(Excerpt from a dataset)
☆ ☆ ☆ ☆ ☆

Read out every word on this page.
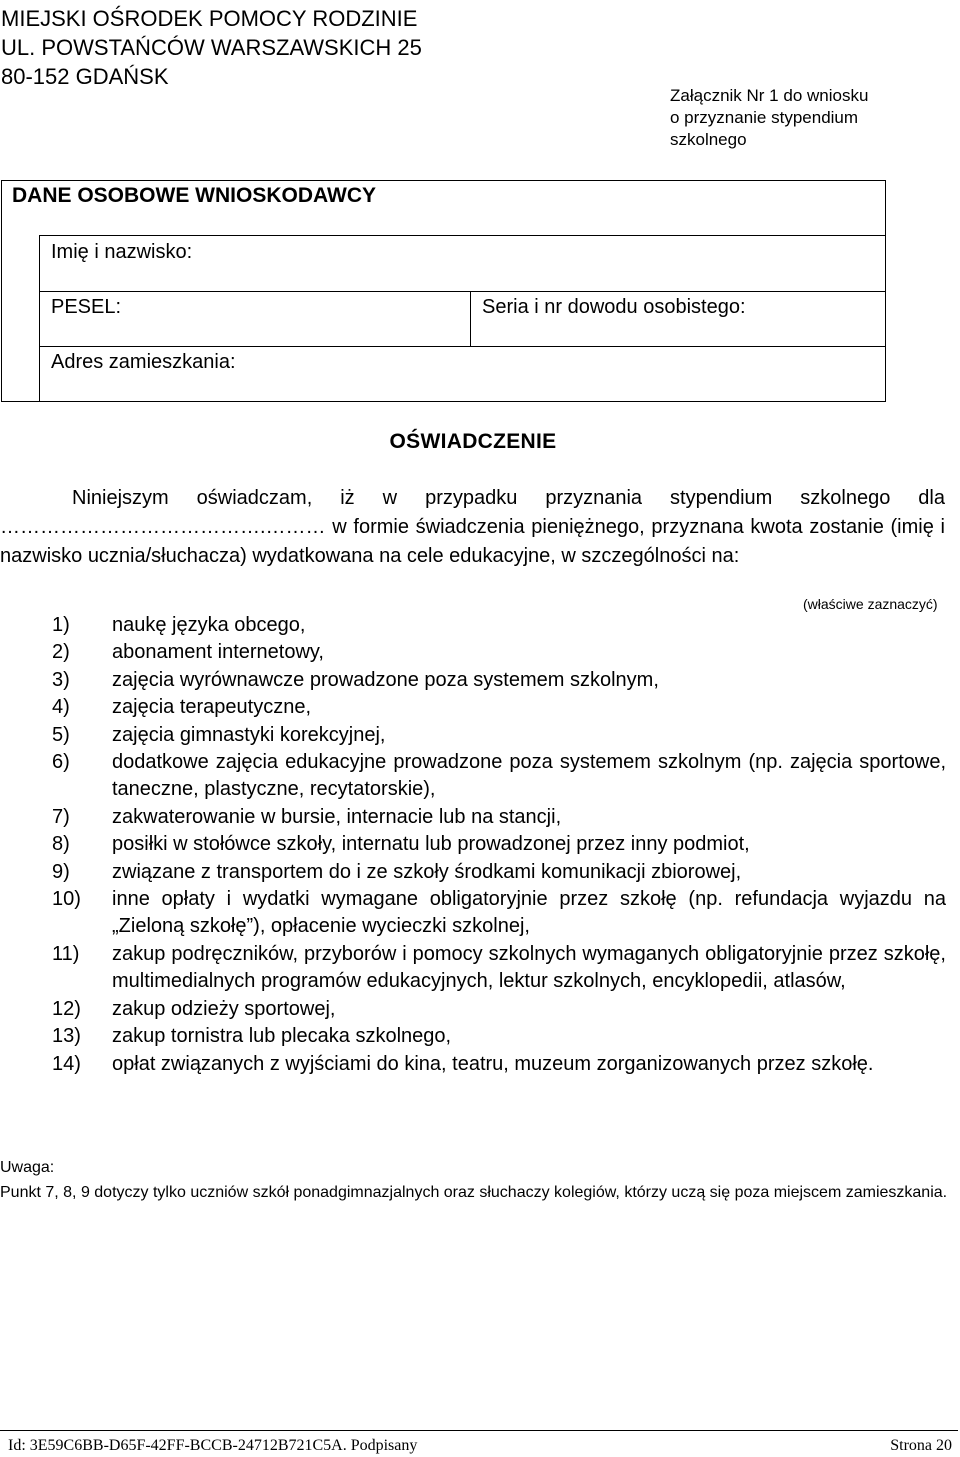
MIEJSKI OŚRODEK POMOCY RODZINIE
UL. POWSTAŃCÓW WARSZAWSKICH 25
80-152 GDAŃSK
Załącznik Nr 1 do wniosku
o przyznanie stypendium
szkolnego
DANE OSOBOWE WNIOSKODAWCY
Imię i nazwisko:
PESEL:	Seria i nr dowodu osobistego:
Adres zamieszkania:
OŚWIADCZENIE

Niniejszym oświadczam, iż w przypadku przyznania stypendium szkolnego dla ………………………………….……… w formie świadczenia pieniężnego, przyznana kwota zostanie (imię i nazwisko ucznia/słuchacza) wydatkowana na cele edukacyjne, w szczególności na:

(właściwe zaznaczyć)
1) naukę języka obcego,
2) abonament internetowy,
3) zajęcia wyrównawcze prowadzone poza systemem szkolnym,
4) zajęcia terapeutyczne,
5) zajęcia gimnastyki korekcyjnej,
6) dodatkowe zajęcia edukacyjne prowadzone poza systemem szkolnym (np. zajęcia sportowe, taneczne, plastyczne, recytatorskie),
7) zakwaterowanie w bursie, internacie lub na stancji,
8) posiłki w stołówce szkoły, internatu lub prowadzonej przez inny podmiot,
9) związane z transportem do i ze szkoły środkami komunikacji zbiorowej,
10) inne opłaty i wydatki wymagane obligatoryjnie przez szkołę (np. refundacja wyjazdu na „Zieloną szkołę”), opłacenie wycieczki szkolnej,
11) zakup podręczników, przyborów i pomocy szkolnych wymaganych obligatoryjnie przez szkołę, multimedialnych programów edukacyjnych, lektur szkolnych, encyklopedii, atlasów,
12) zakup odzieży sportowej,
13) zakup tornistra lub plecaka szkolnego,
14) opłat związanych z wyjściami do kina, teatru, muzeum zorganizowanych przez szkołę.
Uwaga:
Punkt 7, 8, 9 dotyczy tylko uczniów szkół ponadgimnazjalnych oraz słuchaczy kolegiów, którzy uczą się poza miejscem zamieszkania.
Id: 3E59C6BB-D65F-42FF-BCCB-24712B721C5A. Podpisany	Strona 20
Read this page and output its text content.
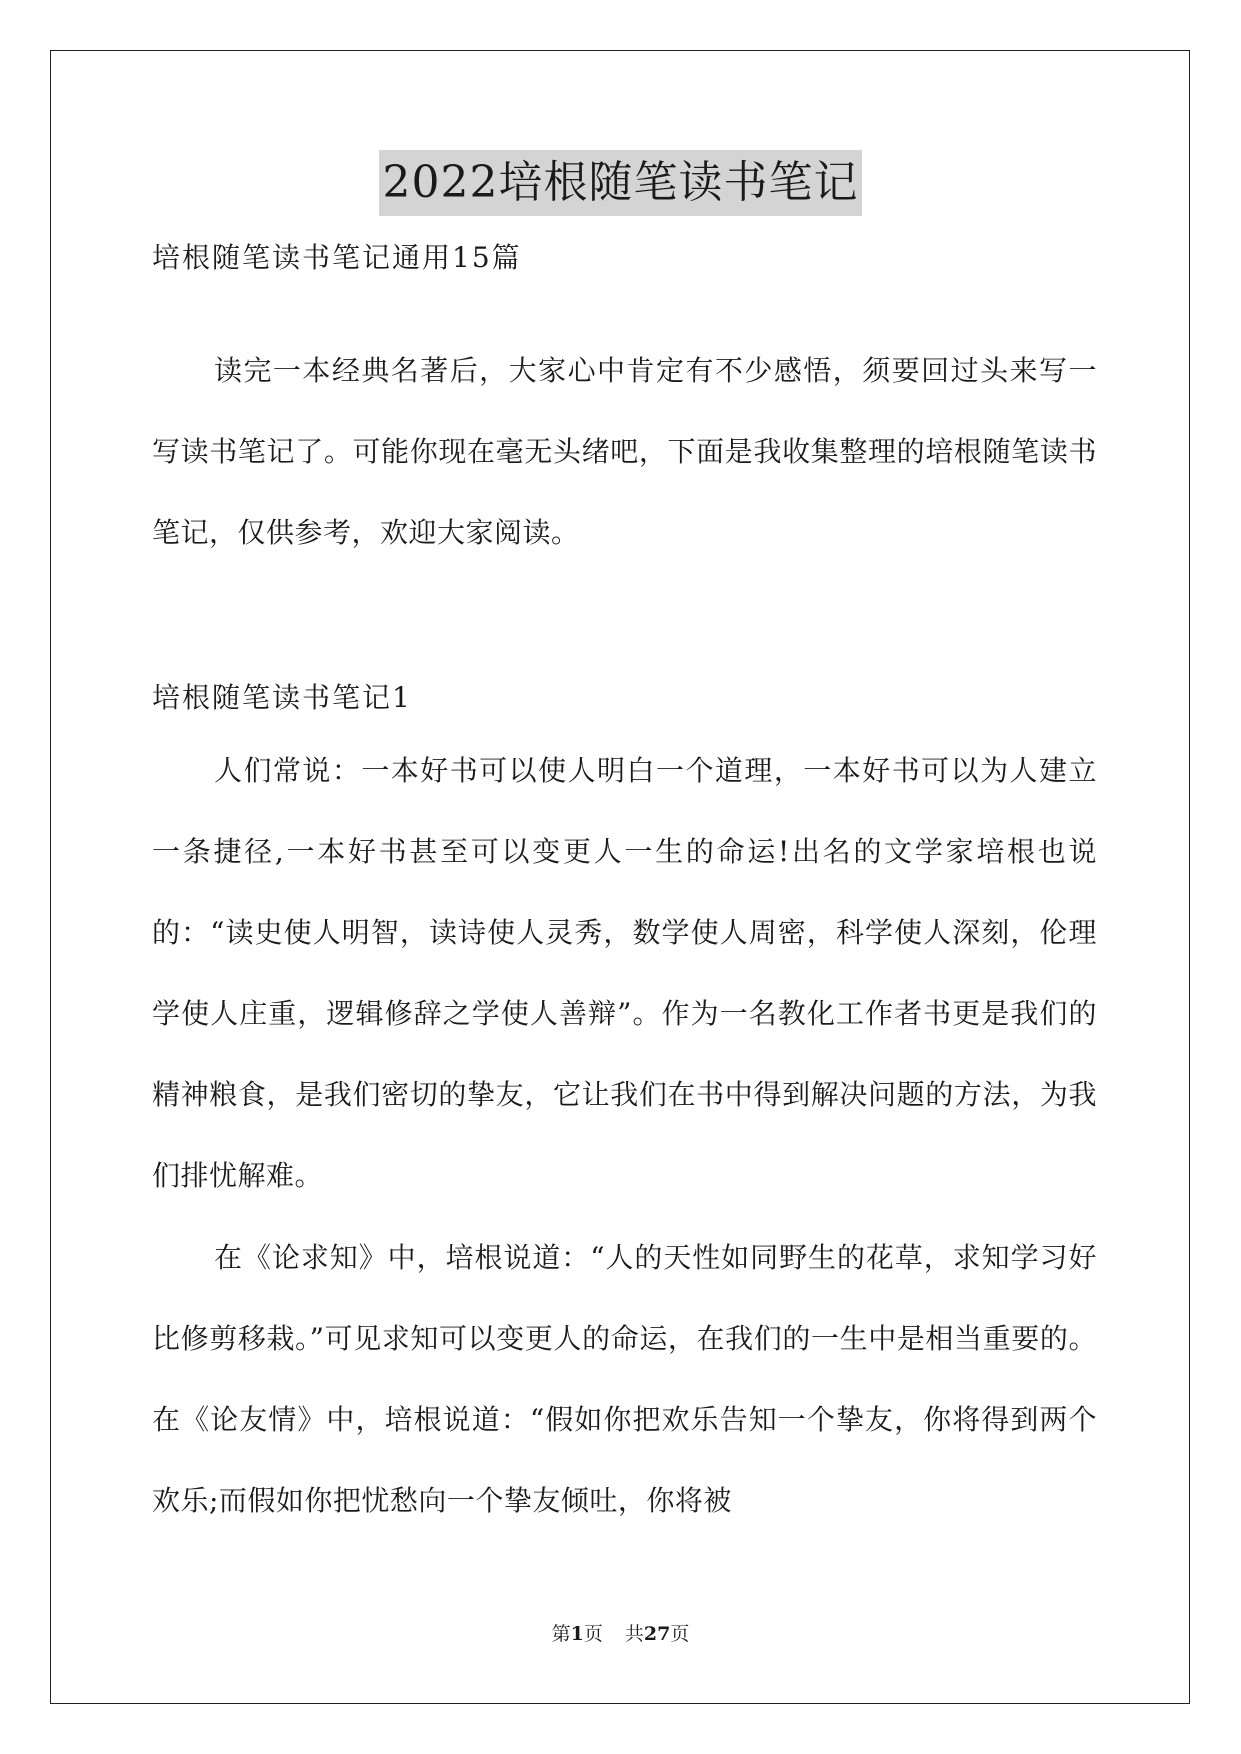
2022培根随笔读书笔记
培根随笔读书笔记通用15篇

读完一本经典名著后，大家心中肯定有不少感悟，须要回过头来写一写读书笔记了。可能你现在毫无头绪吧，下面是我收集整理的培根随笔读书笔记，仅供参考，欢迎大家阅读。

培根随笔读书笔记1

人们常说：一本好书可以使人明白一个道理，一本好书可以为人建立一条捷径,一本好书甚至可以变更人一生的命运!出名的文学家培根也说的：“读史使人明智，读诗使人灵秀，数学使人周密，科学使人深刻，伦理学使人庄重，逻辑修辞之学使人善辩”。作为一名教化工作者书更是我们的精神粮食，是我们密切的挚友，它让我们在书中得到解决问题的方法，为我们排忧解难。

在《论求知》中，培根说道：“人的天性如同野生的花草，求知学习好比修剪移栽。”可见求知可以变更人的命运，在我们的一生中是相当重要的。在《论友情》中，培根说道：“假如你把欢乐告知一个挚友，你将得到两个欢乐;而假如你把忧愁向一个挚友倾吐，你将被

第1页 共27页
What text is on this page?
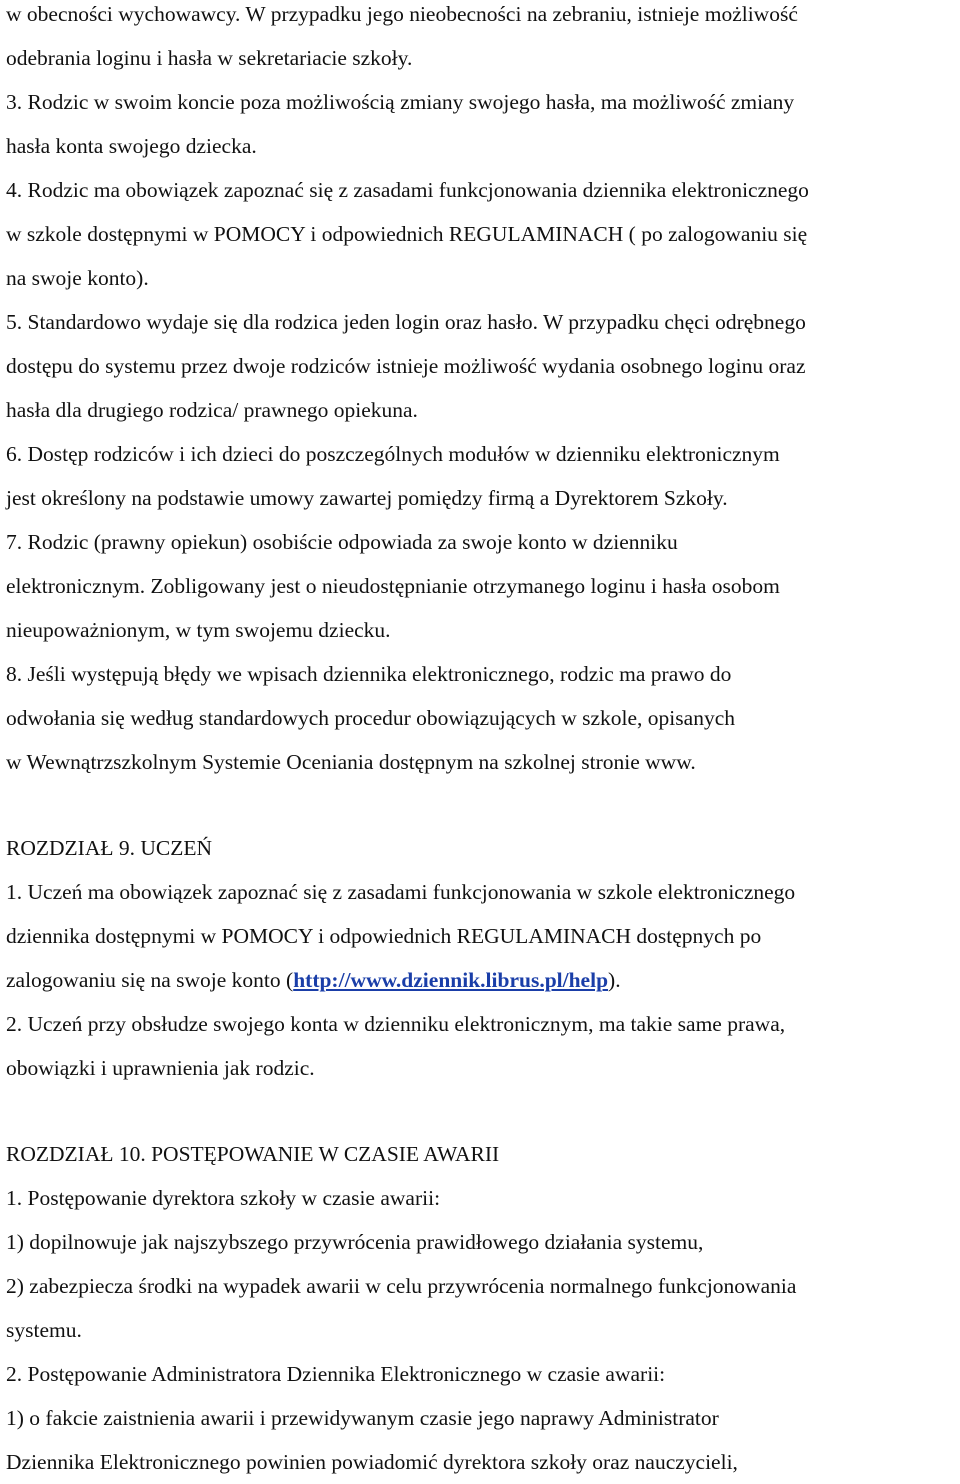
w obecności wychowawcy. W przypadku jego nieobecności na zebraniu, istnieje możliwość
odebrania loginu i hasła w sekretariacie szkoły.
3. Rodzic w swoim koncie poza możliwością zmiany swojego hasła, ma możliwość zmiany
hasła konta swojego dziecka.
4. Rodzic ma obowiązek zapoznać się z zasadami funkcjonowania dziennika elektronicznego
w szkole dostępnymi w POMOCY i odpowiednich REGULAMINACH ( po zalogowaniu się
na swoje konto).
5. Standardowo wydaje się dla rodzica jeden login oraz hasło. W przypadku chęci odrębnego
dostępu do systemu przez dwoje rodziców istnieje możliwość wydania osobnego loginu oraz
hasła dla drugiego rodzica/ prawnego opiekuna.
6. Dostęp rodziców i ich dzieci do poszczególnych modułów w dzienniku elektronicznym
jest określony na podstawie umowy zawartej pomiędzy firmą a Dyrektorem Szkoły.
7. Rodzic (prawny opiekun) osobiście odpowiada za swoje konto w dzienniku
elektronicznym. Zobligowany jest o nieudostępnianie otrzymanego loginu i hasła osobom
nieupoważnionym, w tym swojemu dziecku.
8. Jeśli występują błędy we wpisach dziennika elektronicznego, rodzic ma prawo do
odwołania się według standardowych procedur obowiązujących w szkole, opisanych
w Wewnątrzszkolnym Systemie Oceniania dostępnym na szkolnej stronie www.
ROZDZIAŁ 9. UCZEŃ
1. Uczeń ma obowiązek zapoznać się z zasadami funkcjonowania w szkole elektronicznego
dziennika dostępnymi w POMOCY i odpowiednich REGULAMINACH dostępnych po
zalogowaniu się na swoje konto (http://www.dziennik.librus.pl/help).
2. Uczeń przy obsłudze swojego konta w dzienniku elektronicznym, ma takie same prawa,
obowiązki i uprawnienia jak rodzic.
ROZDZIAŁ 10. POSTĘPOWANIE W CZASIE AWARII
1. Postępowanie dyrektora szkoły w czasie awarii:
1) dopilnowuje jak najszybszego przywrócenia prawidłowego działania systemu,
2) zabezpiecza środki na wypadek awarii w celu przywrócenia normalnego funkcjonowania
systemu.
2. Postępowanie Administratora Dziennika Elektronicznego w czasie awarii:
1) o fakcie zaistnienia awarii i przewidywanym czasie jego naprawy Administrator
Dziennika Elektronicznego powinien powiadomić dyrektora szkoły oraz nauczycieli,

☆ ☆ ☆ ☆ ☆

Search the records for the word "szkolnej". Copy every line that has it.

10) inne opłaty i wydatki wymagane obligatoryjnie przez szkołę (np. refundacja wyjazdu na „Zieloną szkołę”), opłacenie wycieczki szkolnej,
w Wewnątrzszkolnym Systemie Oceniania dostępnym na szkolnej stronie www.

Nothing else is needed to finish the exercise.